**GIVEN EXERCISE**
Search the records for the word "加水分解ヒアルロン酸" and pick out every line that has it.

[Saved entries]
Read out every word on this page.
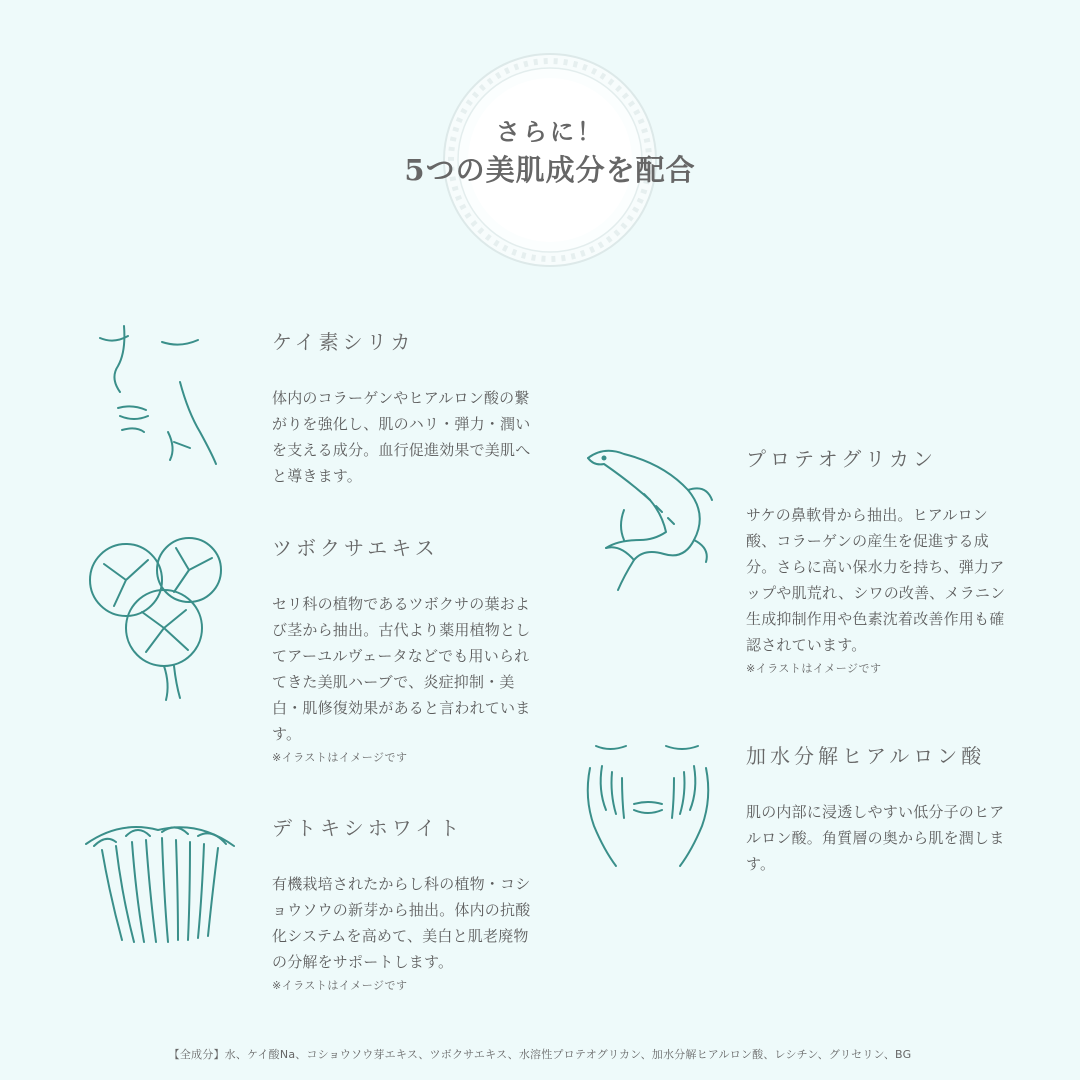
さらに！
5つの美肌成分を配合
ケイ素シリカ
体内のコラーゲンやヒアルロン酸の繋がりを強化し、肌のハリ・弾力・潤いを支える成分。血行促進効果で美肌へと導きます。
ツボクサエキス
セリ科の植物であるツボクサの葉および茎から抽出。古代より薬用植物としてアーユルヴェータなどでも用いられてきた美肌ハーブで、炎症抑制・美白・肌修復効果があると言われています。
※イラストはイメージです
デトキシホワイト
有機栽培されたからし科の植物・コショウソウの新芽から抽出。体内の抗酸化システムを高めて、美白と肌老廃物の分解をサポートします。
※イラストはイメージです
プロテオグリカン
サケの鼻軟骨から抽出。ヒアルロン酸、コラーゲンの産生を促進する成分。さらに高い保水力を持ち、弾力アップや肌荒れ、シワの改善、メラニン生成抑制作用や色素沈着改善作用も確認されています。
※イラストはイメージです
加水分解ヒアルロン酸
肌の内部に浸透しやすい低分子のヒアルロン酸。角質層の奥から肌を潤します。
【全成分】水、ケイ酸Na、コショウソウ芽エキス、ツボクサエキス、水溶性プロテオグリカン、加水分解ヒアルロン酸、レシチン、グリセリン、BG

**REPLY**
加水分解ヒアルロン酸
【全成分】水、ケイ酸Na、コショウソウ芽エキス、ツボクサエキス、水溶性プロテオグリカン、加水分解ヒアルロン酸、レシチン、グリセリン、BG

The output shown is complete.